(Aim): Pick out each line of the records that includes the string "title", and copy it.

* Start Recorded information *

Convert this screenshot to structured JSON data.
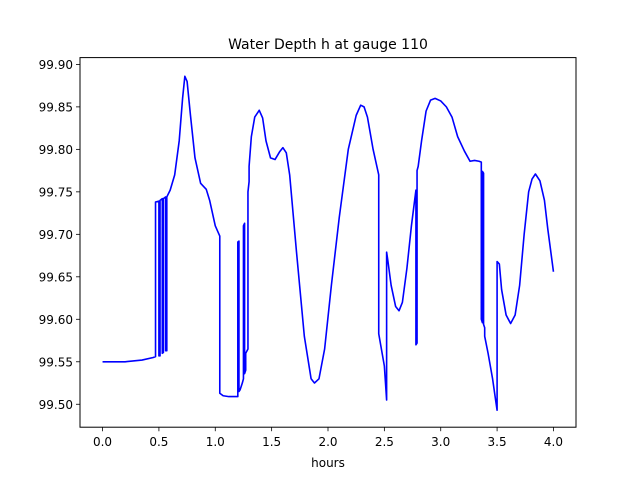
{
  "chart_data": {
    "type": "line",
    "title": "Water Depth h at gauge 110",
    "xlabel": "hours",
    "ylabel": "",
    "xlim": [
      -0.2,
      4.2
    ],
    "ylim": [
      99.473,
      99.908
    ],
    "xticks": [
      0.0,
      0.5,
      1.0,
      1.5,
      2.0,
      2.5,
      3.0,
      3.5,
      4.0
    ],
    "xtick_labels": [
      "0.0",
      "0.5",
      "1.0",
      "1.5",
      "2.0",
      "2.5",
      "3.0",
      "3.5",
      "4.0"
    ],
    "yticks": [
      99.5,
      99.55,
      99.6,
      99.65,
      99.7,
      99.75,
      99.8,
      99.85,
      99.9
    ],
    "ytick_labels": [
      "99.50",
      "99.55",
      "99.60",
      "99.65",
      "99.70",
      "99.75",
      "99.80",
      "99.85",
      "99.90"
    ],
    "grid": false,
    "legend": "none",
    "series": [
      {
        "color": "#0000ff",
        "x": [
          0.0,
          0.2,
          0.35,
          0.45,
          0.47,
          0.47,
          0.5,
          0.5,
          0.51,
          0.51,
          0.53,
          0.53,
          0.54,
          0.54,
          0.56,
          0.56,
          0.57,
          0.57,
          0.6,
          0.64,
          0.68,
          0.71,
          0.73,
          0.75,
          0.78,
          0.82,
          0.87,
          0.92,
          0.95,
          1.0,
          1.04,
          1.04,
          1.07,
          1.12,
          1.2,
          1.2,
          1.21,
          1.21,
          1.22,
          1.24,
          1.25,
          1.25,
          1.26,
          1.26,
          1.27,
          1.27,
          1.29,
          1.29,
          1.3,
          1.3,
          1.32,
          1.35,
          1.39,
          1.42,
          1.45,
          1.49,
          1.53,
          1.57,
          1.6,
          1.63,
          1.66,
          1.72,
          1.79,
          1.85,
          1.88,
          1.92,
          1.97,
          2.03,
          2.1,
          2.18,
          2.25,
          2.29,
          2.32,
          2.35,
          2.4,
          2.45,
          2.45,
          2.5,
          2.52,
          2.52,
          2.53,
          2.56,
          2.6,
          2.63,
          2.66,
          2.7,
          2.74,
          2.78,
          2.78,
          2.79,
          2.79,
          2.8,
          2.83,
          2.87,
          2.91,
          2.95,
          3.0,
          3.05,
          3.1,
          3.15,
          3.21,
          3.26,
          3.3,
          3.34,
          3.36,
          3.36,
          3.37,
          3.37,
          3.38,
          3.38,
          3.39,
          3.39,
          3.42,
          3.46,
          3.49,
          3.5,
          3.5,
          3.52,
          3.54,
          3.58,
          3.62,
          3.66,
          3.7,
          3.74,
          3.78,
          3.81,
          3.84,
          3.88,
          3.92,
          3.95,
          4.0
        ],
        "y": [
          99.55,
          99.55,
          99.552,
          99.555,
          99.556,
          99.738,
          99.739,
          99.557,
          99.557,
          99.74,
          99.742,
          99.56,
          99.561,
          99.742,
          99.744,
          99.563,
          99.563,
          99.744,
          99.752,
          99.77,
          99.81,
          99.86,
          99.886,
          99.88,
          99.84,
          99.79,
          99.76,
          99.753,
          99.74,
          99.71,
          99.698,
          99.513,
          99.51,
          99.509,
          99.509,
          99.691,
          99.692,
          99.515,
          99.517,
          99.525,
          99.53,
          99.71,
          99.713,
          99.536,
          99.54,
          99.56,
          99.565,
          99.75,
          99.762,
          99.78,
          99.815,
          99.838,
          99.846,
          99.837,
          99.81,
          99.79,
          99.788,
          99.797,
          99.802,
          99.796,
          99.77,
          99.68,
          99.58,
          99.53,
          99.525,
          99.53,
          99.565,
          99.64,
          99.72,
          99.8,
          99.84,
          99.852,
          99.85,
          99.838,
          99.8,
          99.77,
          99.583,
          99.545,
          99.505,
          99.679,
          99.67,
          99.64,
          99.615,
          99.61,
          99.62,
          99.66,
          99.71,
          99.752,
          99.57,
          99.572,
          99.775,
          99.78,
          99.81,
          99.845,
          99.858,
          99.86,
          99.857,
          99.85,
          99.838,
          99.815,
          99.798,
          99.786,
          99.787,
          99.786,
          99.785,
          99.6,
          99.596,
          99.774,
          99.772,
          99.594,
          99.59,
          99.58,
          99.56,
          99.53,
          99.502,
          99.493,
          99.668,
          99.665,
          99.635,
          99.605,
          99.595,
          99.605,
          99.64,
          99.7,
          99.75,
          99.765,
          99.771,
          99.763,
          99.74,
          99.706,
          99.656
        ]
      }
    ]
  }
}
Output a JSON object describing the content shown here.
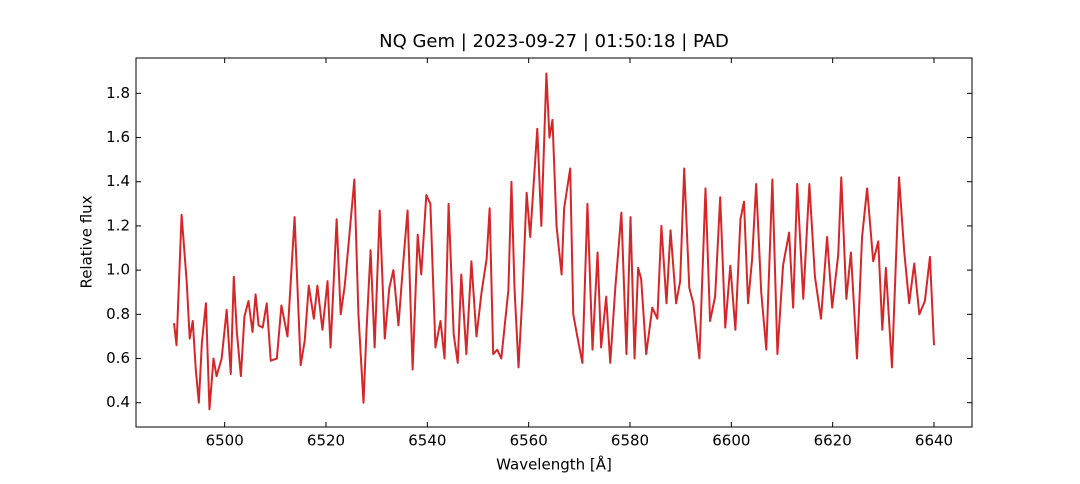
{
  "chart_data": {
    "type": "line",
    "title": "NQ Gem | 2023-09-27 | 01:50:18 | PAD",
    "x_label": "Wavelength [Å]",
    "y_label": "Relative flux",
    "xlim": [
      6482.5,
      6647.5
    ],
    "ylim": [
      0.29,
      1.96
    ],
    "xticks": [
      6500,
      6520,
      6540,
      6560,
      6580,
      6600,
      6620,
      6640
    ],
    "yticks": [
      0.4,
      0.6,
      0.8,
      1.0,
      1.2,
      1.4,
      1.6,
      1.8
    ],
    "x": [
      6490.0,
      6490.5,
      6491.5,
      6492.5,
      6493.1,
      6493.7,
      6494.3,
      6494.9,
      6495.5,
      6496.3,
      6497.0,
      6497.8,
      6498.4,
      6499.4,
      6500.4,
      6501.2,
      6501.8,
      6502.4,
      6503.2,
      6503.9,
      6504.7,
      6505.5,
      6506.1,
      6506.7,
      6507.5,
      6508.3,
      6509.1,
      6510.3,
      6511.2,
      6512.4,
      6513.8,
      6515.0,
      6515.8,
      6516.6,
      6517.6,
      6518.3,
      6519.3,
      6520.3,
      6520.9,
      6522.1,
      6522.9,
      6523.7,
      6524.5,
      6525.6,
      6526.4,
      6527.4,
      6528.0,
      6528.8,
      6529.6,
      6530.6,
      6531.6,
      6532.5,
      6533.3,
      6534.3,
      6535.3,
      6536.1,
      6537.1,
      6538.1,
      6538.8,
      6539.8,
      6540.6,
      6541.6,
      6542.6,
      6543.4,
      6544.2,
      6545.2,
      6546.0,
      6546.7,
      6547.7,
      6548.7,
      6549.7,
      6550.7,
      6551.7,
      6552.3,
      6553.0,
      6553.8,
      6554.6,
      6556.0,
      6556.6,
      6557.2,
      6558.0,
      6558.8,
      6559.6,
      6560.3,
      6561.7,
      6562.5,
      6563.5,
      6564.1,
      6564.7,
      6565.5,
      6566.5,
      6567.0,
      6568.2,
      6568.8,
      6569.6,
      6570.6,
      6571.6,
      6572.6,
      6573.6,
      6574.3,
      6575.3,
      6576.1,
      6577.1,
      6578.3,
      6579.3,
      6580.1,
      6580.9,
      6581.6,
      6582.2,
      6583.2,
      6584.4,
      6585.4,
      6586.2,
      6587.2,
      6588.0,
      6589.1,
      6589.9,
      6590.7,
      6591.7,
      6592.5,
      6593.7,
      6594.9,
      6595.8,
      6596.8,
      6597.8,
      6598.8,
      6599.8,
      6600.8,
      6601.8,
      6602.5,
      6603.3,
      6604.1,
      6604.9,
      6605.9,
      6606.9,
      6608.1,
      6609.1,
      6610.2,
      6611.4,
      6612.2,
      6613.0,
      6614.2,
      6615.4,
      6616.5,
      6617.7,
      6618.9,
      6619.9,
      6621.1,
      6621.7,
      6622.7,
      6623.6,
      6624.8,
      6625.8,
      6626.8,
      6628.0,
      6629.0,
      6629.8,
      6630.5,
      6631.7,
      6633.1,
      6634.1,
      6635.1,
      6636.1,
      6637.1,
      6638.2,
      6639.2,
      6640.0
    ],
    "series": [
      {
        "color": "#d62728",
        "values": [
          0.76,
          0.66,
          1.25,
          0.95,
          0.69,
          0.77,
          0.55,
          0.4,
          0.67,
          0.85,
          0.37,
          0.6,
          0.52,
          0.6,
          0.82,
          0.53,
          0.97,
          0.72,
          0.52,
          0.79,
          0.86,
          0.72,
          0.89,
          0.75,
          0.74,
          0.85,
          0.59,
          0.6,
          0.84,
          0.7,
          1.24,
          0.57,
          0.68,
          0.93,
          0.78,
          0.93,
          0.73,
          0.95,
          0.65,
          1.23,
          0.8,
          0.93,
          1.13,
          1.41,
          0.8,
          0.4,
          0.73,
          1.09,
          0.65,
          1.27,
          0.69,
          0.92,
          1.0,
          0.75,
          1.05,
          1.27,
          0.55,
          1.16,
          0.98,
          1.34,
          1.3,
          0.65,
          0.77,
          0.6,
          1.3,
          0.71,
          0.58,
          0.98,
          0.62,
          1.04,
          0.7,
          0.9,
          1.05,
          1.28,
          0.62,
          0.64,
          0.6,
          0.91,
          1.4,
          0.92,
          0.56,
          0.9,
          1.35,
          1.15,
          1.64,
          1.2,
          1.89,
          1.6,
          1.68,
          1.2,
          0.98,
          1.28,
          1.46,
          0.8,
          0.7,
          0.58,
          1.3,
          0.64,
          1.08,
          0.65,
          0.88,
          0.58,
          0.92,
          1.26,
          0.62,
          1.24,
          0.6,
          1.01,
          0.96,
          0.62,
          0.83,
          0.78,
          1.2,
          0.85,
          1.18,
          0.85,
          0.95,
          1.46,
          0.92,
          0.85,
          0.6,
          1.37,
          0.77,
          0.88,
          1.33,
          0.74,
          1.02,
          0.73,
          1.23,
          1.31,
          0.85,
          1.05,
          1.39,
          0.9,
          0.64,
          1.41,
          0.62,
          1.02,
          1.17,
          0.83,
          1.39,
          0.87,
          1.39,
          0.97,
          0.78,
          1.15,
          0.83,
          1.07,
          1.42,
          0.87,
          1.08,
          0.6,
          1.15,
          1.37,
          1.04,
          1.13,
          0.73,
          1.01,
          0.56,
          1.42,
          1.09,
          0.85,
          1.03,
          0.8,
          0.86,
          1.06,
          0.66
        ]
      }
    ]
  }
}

* End Recorded information *

(Response):
    "title": "Water Depth h at gauge 110",
    "title": "NQ Gem | 2023-09-27 | 01:50:18 | PAD",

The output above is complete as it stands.